* GIVEN ENTRIES *
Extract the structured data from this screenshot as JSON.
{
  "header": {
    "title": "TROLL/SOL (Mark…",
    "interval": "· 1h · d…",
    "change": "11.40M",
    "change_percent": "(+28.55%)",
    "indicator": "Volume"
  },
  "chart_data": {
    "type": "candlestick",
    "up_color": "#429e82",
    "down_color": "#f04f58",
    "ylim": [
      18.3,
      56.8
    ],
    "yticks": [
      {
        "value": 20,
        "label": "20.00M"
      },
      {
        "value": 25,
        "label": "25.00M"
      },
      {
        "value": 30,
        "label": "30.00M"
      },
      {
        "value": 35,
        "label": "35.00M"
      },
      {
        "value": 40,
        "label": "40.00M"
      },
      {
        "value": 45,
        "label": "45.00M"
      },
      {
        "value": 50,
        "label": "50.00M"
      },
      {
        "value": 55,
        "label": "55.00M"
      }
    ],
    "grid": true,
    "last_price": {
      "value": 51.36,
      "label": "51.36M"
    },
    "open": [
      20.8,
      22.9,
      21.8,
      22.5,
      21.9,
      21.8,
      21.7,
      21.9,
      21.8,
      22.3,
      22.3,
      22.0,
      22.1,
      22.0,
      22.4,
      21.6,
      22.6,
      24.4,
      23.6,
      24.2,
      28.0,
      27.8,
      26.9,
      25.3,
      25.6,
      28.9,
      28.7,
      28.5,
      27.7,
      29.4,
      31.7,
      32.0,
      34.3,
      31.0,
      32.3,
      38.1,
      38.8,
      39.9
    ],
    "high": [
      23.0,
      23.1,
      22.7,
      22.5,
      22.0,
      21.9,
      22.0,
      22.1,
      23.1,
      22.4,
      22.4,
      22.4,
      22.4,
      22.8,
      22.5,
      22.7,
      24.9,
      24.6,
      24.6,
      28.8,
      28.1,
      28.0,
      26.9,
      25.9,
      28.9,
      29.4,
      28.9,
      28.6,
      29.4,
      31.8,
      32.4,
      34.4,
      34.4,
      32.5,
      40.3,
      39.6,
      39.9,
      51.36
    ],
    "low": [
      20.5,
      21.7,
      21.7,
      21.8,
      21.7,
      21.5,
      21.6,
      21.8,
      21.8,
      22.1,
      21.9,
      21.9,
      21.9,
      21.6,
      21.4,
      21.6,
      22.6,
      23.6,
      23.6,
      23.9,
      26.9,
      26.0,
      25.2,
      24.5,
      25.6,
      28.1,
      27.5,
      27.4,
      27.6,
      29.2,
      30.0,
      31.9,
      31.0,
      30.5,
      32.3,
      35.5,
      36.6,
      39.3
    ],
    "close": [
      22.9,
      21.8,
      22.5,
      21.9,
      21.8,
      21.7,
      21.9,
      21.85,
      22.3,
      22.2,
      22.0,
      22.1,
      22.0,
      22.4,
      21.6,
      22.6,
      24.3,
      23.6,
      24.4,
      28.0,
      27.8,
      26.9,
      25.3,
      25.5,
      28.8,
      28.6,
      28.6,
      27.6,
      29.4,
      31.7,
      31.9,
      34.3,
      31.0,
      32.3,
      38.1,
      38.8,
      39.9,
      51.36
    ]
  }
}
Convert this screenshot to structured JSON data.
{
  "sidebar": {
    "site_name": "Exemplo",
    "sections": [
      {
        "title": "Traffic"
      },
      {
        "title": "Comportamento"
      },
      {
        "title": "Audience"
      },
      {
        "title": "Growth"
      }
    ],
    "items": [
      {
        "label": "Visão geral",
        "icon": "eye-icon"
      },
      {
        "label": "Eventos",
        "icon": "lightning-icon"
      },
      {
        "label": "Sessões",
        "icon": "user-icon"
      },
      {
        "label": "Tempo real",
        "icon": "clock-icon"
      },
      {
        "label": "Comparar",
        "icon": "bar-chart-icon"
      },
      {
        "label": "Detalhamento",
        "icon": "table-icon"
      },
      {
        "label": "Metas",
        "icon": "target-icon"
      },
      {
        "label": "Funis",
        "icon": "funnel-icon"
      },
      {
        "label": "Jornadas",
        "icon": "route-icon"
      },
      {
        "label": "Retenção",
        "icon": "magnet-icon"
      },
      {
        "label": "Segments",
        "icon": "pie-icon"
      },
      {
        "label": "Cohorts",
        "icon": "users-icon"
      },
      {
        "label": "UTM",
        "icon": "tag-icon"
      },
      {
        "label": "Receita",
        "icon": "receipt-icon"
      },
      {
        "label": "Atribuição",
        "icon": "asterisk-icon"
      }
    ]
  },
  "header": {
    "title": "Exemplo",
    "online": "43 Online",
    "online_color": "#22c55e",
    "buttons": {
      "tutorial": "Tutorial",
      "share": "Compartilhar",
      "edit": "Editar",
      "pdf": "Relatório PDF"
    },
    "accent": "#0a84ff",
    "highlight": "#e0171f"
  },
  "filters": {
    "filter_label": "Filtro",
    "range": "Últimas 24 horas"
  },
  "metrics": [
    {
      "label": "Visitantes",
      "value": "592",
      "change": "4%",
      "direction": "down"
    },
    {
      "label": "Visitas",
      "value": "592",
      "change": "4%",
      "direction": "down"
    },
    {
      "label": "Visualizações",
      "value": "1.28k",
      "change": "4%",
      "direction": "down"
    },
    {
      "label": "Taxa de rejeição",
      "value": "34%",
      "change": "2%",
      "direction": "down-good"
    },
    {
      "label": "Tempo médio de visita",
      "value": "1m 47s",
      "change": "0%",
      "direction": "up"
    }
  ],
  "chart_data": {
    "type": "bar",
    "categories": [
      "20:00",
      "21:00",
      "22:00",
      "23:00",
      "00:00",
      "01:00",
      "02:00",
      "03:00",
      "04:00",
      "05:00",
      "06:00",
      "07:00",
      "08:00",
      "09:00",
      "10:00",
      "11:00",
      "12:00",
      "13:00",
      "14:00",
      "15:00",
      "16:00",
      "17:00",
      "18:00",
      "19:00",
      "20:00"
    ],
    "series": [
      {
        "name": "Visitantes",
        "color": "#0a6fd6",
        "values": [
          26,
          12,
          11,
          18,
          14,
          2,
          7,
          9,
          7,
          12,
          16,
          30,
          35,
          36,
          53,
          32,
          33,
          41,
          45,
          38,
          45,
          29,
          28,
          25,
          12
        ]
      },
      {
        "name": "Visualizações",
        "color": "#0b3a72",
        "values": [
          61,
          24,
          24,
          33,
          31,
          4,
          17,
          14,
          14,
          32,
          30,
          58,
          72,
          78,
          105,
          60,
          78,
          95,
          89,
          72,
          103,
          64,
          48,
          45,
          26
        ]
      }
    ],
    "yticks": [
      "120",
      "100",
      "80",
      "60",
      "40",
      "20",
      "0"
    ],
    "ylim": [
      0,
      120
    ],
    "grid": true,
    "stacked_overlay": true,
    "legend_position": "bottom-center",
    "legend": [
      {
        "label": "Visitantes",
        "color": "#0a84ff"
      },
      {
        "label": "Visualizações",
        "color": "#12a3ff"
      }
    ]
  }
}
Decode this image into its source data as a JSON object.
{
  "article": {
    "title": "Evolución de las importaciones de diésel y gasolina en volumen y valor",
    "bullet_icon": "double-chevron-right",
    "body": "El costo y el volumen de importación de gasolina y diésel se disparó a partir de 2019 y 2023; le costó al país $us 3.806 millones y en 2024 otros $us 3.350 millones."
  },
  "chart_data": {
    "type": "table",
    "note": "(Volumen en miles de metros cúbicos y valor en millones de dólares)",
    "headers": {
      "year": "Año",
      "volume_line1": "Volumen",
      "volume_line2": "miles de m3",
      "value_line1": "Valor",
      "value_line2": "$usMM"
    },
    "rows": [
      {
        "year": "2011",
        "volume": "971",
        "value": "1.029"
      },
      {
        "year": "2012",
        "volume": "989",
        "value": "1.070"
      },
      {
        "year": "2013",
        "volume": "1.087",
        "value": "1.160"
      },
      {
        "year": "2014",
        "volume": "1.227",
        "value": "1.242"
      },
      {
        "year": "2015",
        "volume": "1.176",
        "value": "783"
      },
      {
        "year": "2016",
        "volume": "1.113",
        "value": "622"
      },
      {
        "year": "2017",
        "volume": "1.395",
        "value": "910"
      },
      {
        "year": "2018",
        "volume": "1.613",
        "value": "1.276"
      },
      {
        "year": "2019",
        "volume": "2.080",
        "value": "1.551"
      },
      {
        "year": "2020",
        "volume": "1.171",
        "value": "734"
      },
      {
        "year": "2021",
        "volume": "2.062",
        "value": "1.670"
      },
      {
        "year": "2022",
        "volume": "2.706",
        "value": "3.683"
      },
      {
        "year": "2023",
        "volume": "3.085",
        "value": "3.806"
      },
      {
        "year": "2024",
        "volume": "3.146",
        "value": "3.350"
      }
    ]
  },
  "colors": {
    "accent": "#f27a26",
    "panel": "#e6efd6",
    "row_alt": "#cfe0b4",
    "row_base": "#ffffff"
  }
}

* TASK DETAILS *
Using the listing, say how many lines include the word "screenshot", and add nothing else.

* WORKED SOLUTION *
2